Page records with their text
◇ ◇ ◇ ◇
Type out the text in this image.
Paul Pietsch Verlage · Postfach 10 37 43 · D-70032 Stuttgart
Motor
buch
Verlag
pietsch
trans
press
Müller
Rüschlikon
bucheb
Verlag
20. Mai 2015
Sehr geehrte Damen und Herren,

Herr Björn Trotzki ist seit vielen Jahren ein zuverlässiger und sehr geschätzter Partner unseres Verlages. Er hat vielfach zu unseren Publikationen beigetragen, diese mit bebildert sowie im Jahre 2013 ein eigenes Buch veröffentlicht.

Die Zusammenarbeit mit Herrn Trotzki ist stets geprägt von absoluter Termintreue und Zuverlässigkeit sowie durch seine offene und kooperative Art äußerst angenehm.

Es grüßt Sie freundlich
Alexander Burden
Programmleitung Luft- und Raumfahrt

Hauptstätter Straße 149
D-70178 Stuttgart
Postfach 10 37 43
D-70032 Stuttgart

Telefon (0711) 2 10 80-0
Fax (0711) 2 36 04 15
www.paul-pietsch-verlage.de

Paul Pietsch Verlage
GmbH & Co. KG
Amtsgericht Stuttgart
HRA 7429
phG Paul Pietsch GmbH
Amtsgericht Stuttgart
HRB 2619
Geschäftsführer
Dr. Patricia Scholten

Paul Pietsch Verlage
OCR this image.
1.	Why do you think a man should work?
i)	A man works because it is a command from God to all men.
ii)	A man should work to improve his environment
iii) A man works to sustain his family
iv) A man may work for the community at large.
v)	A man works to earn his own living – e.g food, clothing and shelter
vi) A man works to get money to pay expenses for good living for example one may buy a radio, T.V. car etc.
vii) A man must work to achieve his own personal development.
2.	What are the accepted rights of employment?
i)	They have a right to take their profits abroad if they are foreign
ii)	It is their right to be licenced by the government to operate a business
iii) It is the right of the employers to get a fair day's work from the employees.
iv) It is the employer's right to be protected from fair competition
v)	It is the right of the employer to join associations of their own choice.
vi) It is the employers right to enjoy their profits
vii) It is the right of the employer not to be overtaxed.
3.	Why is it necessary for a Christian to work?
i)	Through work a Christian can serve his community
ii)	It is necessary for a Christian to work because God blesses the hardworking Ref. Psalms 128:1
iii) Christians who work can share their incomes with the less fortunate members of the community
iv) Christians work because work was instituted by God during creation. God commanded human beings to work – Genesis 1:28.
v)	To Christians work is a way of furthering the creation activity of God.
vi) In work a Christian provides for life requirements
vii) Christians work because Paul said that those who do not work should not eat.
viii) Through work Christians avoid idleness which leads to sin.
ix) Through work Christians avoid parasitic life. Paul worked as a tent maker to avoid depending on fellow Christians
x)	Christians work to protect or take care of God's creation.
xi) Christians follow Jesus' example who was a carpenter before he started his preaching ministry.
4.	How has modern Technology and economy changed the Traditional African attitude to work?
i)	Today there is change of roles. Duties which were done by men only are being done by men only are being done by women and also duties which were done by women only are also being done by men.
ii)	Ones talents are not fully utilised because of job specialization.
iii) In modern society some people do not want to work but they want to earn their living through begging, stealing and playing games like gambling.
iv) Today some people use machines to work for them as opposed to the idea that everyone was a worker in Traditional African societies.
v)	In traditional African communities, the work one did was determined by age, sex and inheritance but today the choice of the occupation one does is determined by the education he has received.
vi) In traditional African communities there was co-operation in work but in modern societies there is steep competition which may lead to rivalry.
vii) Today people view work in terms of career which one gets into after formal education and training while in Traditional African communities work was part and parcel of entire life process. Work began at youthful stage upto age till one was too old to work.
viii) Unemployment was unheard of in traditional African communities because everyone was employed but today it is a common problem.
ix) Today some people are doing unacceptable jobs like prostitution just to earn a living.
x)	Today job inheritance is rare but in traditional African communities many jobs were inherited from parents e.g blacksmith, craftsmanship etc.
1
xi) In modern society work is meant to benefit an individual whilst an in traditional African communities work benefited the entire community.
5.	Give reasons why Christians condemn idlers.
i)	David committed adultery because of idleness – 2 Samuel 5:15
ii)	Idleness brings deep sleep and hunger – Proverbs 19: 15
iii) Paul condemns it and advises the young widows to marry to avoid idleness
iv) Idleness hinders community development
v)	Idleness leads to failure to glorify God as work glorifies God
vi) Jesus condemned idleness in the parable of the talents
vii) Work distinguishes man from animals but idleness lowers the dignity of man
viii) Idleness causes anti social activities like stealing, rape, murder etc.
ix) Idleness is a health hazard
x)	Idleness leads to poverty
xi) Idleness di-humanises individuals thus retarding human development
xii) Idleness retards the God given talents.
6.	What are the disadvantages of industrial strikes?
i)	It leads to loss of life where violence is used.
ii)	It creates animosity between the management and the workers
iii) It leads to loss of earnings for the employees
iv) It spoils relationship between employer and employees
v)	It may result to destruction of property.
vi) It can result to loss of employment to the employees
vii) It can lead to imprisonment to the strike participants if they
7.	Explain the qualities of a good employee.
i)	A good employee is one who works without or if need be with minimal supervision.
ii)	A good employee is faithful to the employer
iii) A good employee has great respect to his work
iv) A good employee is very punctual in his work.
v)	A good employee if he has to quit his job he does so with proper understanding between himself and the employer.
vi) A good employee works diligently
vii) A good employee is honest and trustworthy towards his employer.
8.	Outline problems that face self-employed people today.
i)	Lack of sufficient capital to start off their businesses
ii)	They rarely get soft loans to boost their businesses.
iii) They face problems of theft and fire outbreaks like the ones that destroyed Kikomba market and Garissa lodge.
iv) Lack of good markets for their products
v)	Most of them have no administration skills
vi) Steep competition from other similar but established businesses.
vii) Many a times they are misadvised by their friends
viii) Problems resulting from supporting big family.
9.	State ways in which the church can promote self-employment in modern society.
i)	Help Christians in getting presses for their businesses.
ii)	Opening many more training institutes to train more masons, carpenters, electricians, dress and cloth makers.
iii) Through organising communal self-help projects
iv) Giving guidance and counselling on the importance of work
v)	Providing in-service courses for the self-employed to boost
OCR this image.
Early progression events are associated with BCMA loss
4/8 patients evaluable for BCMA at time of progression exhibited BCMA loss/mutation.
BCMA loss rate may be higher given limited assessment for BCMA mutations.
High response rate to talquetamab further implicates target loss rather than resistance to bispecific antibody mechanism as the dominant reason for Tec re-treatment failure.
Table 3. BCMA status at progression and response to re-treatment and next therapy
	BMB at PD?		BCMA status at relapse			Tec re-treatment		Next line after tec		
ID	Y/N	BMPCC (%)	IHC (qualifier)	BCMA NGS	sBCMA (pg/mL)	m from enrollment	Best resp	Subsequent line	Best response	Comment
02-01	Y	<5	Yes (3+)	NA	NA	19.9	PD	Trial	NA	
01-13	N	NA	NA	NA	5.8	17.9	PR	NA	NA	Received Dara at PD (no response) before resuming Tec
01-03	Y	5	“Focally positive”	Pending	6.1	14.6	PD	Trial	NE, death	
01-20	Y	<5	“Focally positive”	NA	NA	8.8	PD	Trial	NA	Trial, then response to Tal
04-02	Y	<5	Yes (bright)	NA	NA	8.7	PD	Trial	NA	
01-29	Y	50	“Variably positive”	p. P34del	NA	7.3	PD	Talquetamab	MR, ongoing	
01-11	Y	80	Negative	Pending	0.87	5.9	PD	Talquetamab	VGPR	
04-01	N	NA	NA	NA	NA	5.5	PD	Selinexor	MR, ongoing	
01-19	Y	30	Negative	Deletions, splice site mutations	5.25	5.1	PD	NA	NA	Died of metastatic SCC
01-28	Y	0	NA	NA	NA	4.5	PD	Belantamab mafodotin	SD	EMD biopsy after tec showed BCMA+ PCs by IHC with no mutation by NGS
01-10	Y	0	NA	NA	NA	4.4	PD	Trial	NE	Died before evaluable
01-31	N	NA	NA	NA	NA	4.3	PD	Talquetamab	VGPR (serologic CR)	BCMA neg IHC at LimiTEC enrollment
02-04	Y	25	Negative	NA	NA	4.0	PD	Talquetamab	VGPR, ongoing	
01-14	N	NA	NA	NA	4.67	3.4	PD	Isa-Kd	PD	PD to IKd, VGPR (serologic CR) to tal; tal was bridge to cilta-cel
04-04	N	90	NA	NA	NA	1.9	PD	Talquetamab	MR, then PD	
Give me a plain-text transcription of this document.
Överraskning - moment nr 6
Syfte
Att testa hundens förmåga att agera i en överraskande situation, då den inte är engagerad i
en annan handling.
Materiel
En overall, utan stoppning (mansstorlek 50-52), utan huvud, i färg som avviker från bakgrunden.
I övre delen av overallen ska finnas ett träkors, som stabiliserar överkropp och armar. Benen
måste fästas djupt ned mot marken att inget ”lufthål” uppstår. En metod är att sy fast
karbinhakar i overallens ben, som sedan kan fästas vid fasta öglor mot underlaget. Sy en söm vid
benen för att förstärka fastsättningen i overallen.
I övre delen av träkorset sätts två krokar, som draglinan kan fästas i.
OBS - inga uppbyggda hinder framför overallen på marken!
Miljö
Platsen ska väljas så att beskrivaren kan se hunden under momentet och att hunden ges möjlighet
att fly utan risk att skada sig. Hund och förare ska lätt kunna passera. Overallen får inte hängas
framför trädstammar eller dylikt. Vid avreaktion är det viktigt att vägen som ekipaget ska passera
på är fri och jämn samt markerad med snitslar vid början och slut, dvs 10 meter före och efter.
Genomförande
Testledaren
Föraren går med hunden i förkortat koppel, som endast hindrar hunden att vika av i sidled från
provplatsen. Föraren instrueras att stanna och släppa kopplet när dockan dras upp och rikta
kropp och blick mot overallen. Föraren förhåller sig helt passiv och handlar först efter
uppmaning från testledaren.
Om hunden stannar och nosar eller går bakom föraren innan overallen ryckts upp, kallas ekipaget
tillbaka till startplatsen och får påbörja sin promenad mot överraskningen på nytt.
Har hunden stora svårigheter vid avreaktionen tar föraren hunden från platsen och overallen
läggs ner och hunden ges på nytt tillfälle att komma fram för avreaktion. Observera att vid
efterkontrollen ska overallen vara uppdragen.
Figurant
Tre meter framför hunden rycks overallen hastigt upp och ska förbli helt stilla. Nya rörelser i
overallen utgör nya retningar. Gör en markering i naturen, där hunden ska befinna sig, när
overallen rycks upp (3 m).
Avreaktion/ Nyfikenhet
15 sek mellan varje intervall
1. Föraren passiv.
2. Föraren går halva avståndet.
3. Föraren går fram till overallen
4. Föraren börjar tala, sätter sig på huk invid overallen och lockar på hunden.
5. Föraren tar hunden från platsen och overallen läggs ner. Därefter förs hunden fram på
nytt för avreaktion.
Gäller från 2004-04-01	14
◇ ◇ ◇ ◇
Task objective:
Lines holding the word "were" should be copied from the entries above.

Result of this task:
i)	Today there is change of roles. Duties which were done by men only are being done by men only are being done by women and also duties which were done by women only are also being done by men.
x)	Today job inheritance is rare but in traditional African communities many jobs were inherited from parents e.g blacksmith, craftsmanship etc.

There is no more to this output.